Write each line out exactly, leaving none out.

Extracted data entries:
▬▬▬▬▬▬▬▬▬▬
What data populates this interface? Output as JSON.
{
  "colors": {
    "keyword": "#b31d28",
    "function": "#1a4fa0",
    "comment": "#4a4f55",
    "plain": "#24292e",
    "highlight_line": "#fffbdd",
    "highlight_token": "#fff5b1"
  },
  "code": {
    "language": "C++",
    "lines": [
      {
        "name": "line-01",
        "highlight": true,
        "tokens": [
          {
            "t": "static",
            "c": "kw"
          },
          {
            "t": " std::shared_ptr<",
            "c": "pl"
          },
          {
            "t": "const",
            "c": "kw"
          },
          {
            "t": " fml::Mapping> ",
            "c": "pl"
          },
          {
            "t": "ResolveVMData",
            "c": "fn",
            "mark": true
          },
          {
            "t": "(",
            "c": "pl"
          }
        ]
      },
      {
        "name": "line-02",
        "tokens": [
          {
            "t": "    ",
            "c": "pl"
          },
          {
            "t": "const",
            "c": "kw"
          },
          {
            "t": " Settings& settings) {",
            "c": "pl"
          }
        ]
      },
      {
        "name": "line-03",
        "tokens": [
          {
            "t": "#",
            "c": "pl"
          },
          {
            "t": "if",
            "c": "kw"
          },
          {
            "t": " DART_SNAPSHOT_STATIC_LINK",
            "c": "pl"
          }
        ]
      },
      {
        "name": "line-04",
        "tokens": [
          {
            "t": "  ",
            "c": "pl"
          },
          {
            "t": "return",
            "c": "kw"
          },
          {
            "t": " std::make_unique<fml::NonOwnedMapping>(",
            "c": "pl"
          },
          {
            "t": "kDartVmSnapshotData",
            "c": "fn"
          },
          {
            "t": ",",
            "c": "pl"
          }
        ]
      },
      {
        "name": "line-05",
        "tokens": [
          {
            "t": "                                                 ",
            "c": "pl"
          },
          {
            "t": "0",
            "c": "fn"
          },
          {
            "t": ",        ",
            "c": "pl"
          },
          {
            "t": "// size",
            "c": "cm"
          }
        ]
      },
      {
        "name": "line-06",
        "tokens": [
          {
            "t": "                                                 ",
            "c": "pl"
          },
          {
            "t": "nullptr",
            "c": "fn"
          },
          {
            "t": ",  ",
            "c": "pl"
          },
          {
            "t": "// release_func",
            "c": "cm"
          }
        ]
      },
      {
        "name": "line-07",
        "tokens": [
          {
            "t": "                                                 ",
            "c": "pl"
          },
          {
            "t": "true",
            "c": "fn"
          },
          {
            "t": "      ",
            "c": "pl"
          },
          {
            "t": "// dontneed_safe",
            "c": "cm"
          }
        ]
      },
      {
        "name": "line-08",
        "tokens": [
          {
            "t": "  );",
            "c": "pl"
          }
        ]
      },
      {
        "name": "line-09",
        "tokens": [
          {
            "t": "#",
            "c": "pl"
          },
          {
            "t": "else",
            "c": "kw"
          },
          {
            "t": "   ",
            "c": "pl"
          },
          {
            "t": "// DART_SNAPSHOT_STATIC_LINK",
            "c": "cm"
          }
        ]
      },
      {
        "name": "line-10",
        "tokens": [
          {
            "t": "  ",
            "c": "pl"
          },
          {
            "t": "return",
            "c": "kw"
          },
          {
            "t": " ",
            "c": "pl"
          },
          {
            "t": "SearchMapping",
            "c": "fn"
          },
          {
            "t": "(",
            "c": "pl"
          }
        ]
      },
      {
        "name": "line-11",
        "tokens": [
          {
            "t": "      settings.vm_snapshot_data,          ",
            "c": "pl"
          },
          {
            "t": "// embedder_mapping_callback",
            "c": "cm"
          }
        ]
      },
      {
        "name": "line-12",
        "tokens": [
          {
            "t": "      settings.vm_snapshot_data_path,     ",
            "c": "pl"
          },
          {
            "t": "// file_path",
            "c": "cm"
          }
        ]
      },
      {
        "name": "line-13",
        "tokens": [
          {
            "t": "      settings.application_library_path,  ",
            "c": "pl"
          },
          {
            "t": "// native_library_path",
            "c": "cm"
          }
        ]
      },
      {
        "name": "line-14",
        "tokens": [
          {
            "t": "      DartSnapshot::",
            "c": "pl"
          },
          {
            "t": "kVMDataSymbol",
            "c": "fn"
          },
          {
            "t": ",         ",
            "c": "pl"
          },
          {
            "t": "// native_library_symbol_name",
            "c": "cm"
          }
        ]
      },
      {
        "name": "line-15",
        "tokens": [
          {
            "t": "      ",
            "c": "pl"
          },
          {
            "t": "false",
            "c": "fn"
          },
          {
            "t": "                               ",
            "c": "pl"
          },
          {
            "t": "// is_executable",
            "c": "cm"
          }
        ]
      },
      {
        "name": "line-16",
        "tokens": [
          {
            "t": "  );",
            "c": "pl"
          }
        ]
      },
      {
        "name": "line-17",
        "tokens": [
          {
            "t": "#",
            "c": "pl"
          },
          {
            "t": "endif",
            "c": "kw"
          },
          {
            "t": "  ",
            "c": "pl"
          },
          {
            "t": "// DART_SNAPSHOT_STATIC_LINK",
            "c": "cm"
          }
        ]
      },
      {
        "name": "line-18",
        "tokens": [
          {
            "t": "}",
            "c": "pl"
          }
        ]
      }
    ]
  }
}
▬▬▬▬▬▬▬▬▬▬
**ANSWER IN FULL:**
What data populates this interface? Output as JSON.
{
  "colors": {
    "keyword": "#b31d28",
    "function": "#1a4fa0",
    "comment": "#4a4f55",
    "plain": "#24292e",
    "highlight_line": "#fffbdd",
    "highlight_token": "#fff5b1"
  },
  "code": {
    "language": "C++",
    "lines": [
      {
        "name": "line-01",
        "highlight": true,
        "tokens": [
          {
            "t": "static",
            "c": "kw"
          },
          {
            "t": " std::shared_ptr<",
            "c": "pl"
          },
          {
            "t": "const",
            "c": "kw"
          },
          {
            "t": " fml::Mapping> ",
            "c": "pl"
          },
          {
            "t": "ResolveVMData",
            "c": "fn",
            "mark": true
          },
          {
            "t": "(",
            "c": "pl"
          }
        ]
      },
      {
        "name": "line-02",
        "tokens": [
          {
            "t": "    ",
            "c": "pl"
          },
          {
            "t": "const",
            "c": "kw"
          },
          {
            "t": " Settings& settings) {",
            "c": "pl"
          }
        ]
      },
      {
        "name": "line-03",
        "tokens": [
          {
            "t": "#",
            "c": "pl"
          },
          {
            "t": "if",
            "c": "kw"
          },
          {
            "t": " DART_SNAPSHOT_STATIC_LINK",
            "c": "pl"
          }
        ]
      },
      {
        "name": "line-04",
        "tokens": [
          {
            "t": "  ",
            "c": "pl"
          },
          {
            "t": "return",
            "c": "kw"
          },
          {
            "t": " std::make_unique<fml::NonOwnedMapping>(",
            "c": "pl"
          },
          {
            "t": "kDartVmSnapshotData",
            "c": "fn"
          },
          {
            "t": ",",
            "c": "pl"
          }
        ]
      },
      {
        "name": "line-05",
        "tokens": [
          {
            "t": "                                                 ",
            "c": "pl"
          },
          {
            "t": "0",
            "c": "fn"
          },
          {
            "t": ",        ",
            "c": "pl"
          },
          {
            "t": "// size",
            "c": "cm"
          }
        ]
      },
      {
        "name": "line-06",
        "tokens": [
          {
            "t": "                                                 ",
            "c": "pl"
          },
          {
            "t": "nullptr",
            "c": "fn"
          },
          {
            "t": ",  ",
            "c": "pl"
          },
          {
            "t": "// release_func",
            "c": "cm"
          }
        ]
      },
      {
        "name": "line-07",
        "tokens": [
          {
            "t": "                                                 ",
            "c": "pl"
          },
          {
            "t": "true",
            "c": "fn"
          },
          {
            "t": "      ",
            "c": "pl"
          },
          {
            "t": "// dontneed_safe",
            "c": "cm"
          }
        ]
      },
      {
        "name": "line-08",
        "tokens": [
          {
            "t": "  );",
            "c": "pl"
          }
        ]
      },
      {
        "name": "line-09",
        "tokens": [
          {
            "t": "#",
            "c": "pl"
          },
          {
            "t": "else",
            "c": "kw"
          },
          {
            "t": "   ",
            "c": "pl"
          },
          {
            "t": "// DART_SNAPSHOT_STATIC_LINK",
            "c": "cm"
          }
        ]
      },
      {
        "name": "line-10",
        "tokens": [
          {
            "t": "  ",
            "c": "pl"
          },
          {
            "t": "return",
            "c": "kw"
          },
          {
            "t": " ",
            "c": "pl"
          },
          {
            "t": "SearchMapping",
            "c": "fn"
          },
          {
            "t": "(",
            "c": "pl"
          }
        ]
      },
      {
        "name": "line-11",
        "tokens": [
          {
            "t": "      settings.vm_snapshot_data,          ",
            "c": "pl"
          },
          {
            "t": "// embedder_mapping_callback",
            "c": "cm"
          }
        ]
      },
      {
        "name": "line-12",
        "tokens": [
          {
            "t": "      settings.vm_snapshot_data_path,     ",
            "c": "pl"
          },
          {
            "t": "// file_path",
            "c": "cm"
          }
        ]
      },
      {
        "name": "line-13",
        "tokens": [
          {
            "t": "      settings.application_library_path,  ",
            "c": "pl"
          },
          {
            "t": "// native_library_path",
            "c": "cm"
          }
        ]
      },
      {
        "name": "line-14",
        "tokens": [
          {
            "t": "      DartSnapshot::",
            "c": "pl"
          },
          {
            "t": "kVMDataSymbol",
            "c": "fn"
          },
          {
            "t": ",         ",
            "c": "pl"
          },
          {
            "t": "// native_library_symbol_name",
            "c": "cm"
          }
        ]
      },
      {
        "name": "line-15",
        "tokens": [
          {
            "t": "      ",
            "c": "pl"
          },
          {
            "t": "false",
            "c": "fn"
          },
          {
            "t": "                               ",
            "c": "pl"
          },
          {
            "t": "// is_executable",
            "c": "cm"
          }
        ]
      },
      {
        "name": "line-16",
        "tokens": [
          {
            "t": "  );",
            "c": "pl"
          }
        ]
      },
      {
        "name": "line-17",
        "tokens": [
          {
            "t": "#",
            "c": "pl"
          },
          {
            "t": "endif",
            "c": "kw"
          },
          {
            "t": "  ",
            "c": "pl"
          },
          {
            "t": "// DART_SNAPSHOT_STATIC_LINK",
            "c": "cm"
          }
        ]
      },
      {
        "name": "line-18",
        "tokens": [
          {
            "t": "}",
            "c": "pl"
          }
        ]
      }
    ]
  }
}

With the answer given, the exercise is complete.